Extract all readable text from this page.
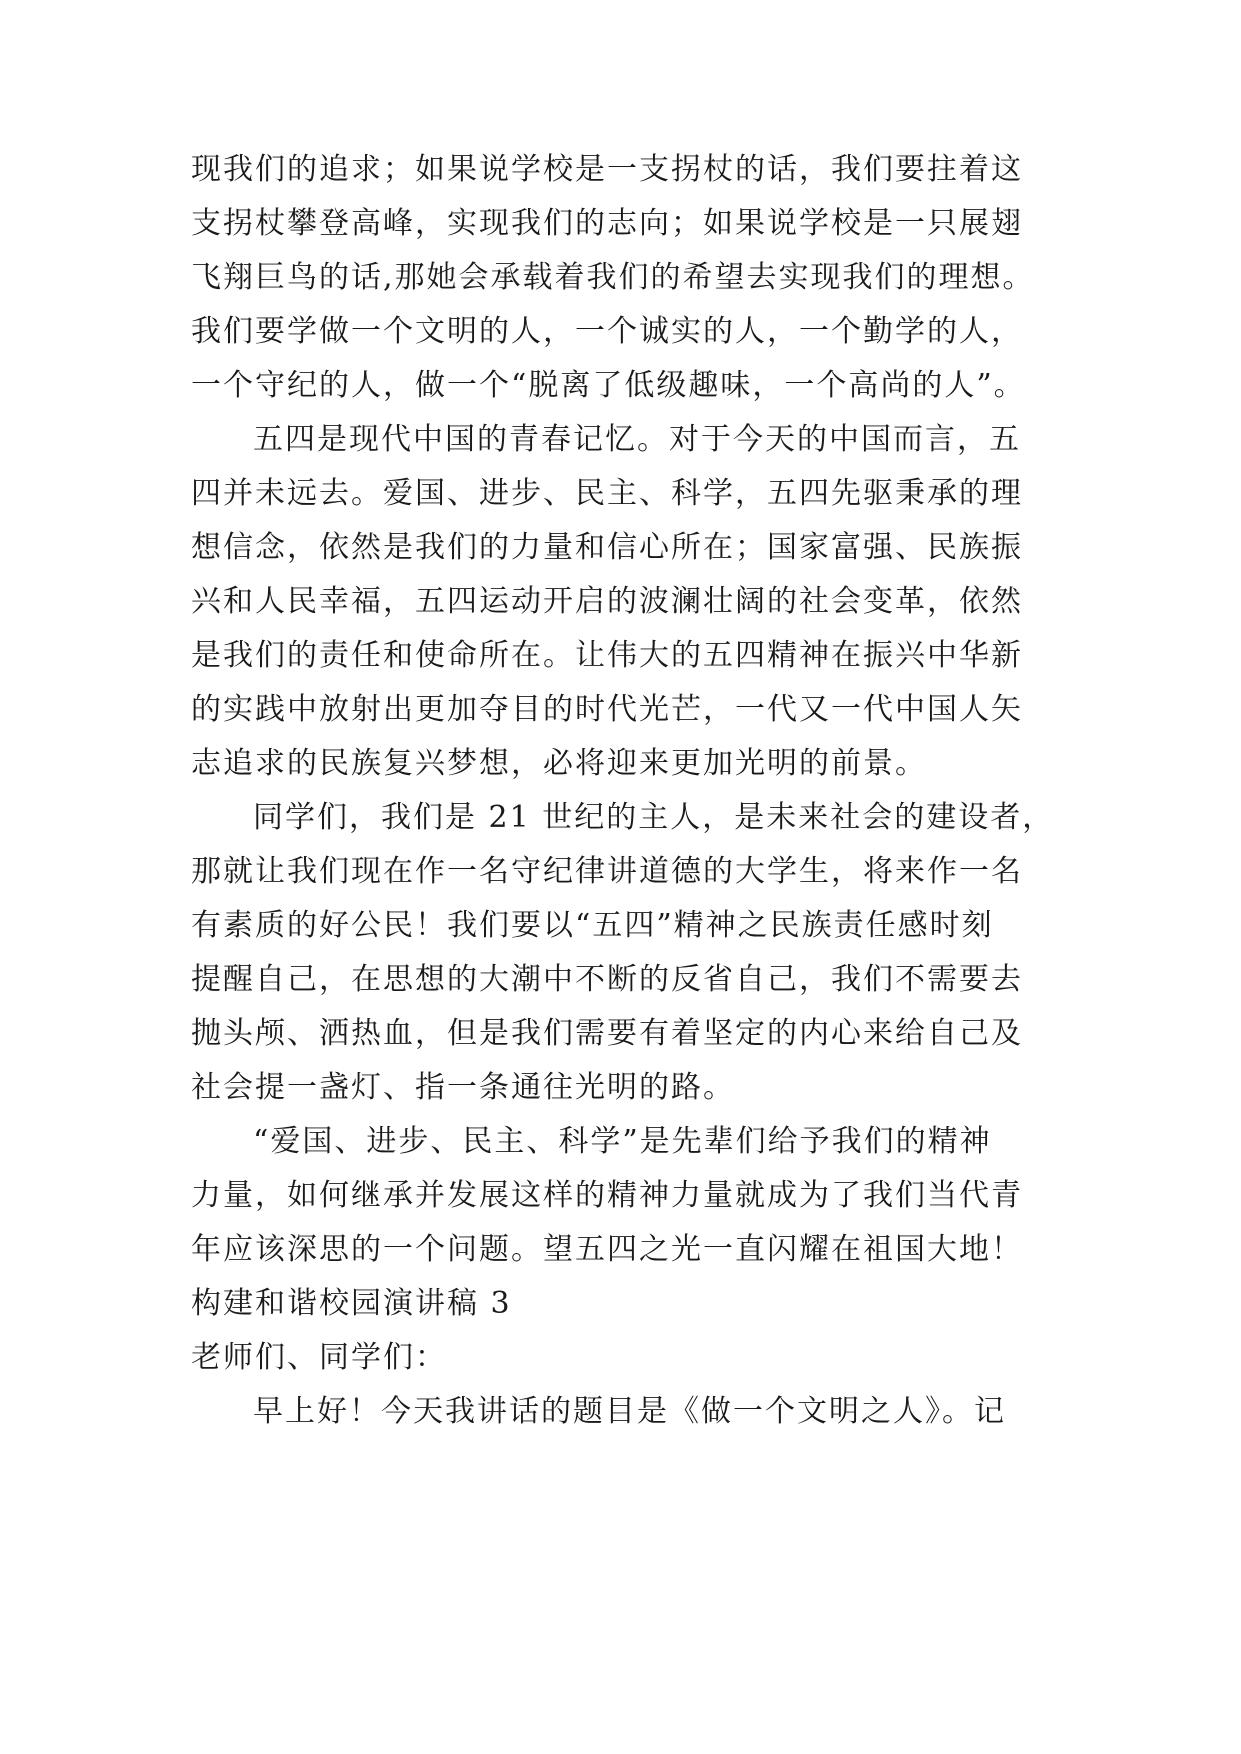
现我们的追求；如果说学校是一支拐杖的话，我们要拄着这
支拐杖攀登高峰，实现我们的志向；如果说学校是一只展翅
飞翔巨鸟的话,那她会承载着我们的希望去实现我们的理想。
我们要学做一个文明的人，一个诚实的人，一个勤学的人，
一个守纪的人，做一个“脱离了低级趣味，一个高尚的人”。
五四是现代中国的青春记忆。对于今天的中国而言，五
四并未远去。爱国、进步、民主、科学，五四先驱秉承的理
想信念，依然是我们的力量和信心所在；国家富强、民族振
兴和人民幸福，五四运动开启的波澜壮阔的社会变革，依然
是我们的责任和使命所在。让伟大的五四精神在振兴中华新
的实践中放射出更加夺目的时代光芒，一代又一代中国人矢
志追求的民族复兴梦想，必将迎来更加光明的前景。
同学们，我们是 21 世纪的主人，是未来社会的建设者，
那就让我们现在作一名守纪律讲道德的大学生，将来作一名
有素质的好公民！我们要以“五四”精神之民族责任感时刻
提醒自己，在思想的大潮中不断的反省自己，我们不需要去
抛头颅、洒热血，但是我们需要有着坚定的内心来给自己及
社会提一盏灯、指一条通往光明的路。
“爱国、进步、民主、科学”是先辈们给予我们的精神
力量，如何继承并发展这样的精神力量就成为了我们当代青
年应该深思的一个问题。望五四之光一直闪耀在祖国大地！
构建和谐校园演讲稿 3
老师们、同学们：
早上好！今天我讲话的题目是《做一个文明之人》。记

════════

§ **What you should do**: Quote every record above exactly, leaving out any pictures.

§ **Correct answer**:
Extract all readable text from this page.
现我们的追求；如果说学校是一支拐杖的话，我们要拄着这
支拐杖攀登高峰，实现我们的志向；如果说学校是一只展翅
飞翔巨鸟的话,那她会承载着我们的希望去实现我们的理想。
我们要学做一个文明的人，一个诚实的人，一个勤学的人，
一个守纪的人，做一个“脱离了低级趣味，一个高尚的人”。
五四是现代中国的青春记忆。对于今天的中国而言，五
四并未远去。爱国、进步、民主、科学，五四先驱秉承的理
想信念，依然是我们的力量和信心所在；国家富强、民族振
兴和人民幸福，五四运动开启的波澜壮阔的社会变革，依然
是我们的责任和使命所在。让伟大的五四精神在振兴中华新
的实践中放射出更加夺目的时代光芒，一代又一代中国人矢
志追求的民族复兴梦想，必将迎来更加光明的前景。
同学们，我们是 21 世纪的主人，是未来社会的建设者，
那就让我们现在作一名守纪律讲道德的大学生，将来作一名
有素质的好公民！我们要以“五四”精神之民族责任感时刻
提醒自己，在思想的大潮中不断的反省自己，我们不需要去
抛头颅、洒热血，但是我们需要有着坚定的内心来给自己及
社会提一盏灯、指一条通往光明的路。
“爱国、进步、民主、科学”是先辈们给予我们的精神
力量，如何继承并发展这样的精神力量就成为了我们当代青
年应该深思的一个问题。望五四之光一直闪耀在祖国大地！
构建和谐校园演讲稿 3
老师们、同学们：
早上好！今天我讲话的题目是《做一个文明之人》。记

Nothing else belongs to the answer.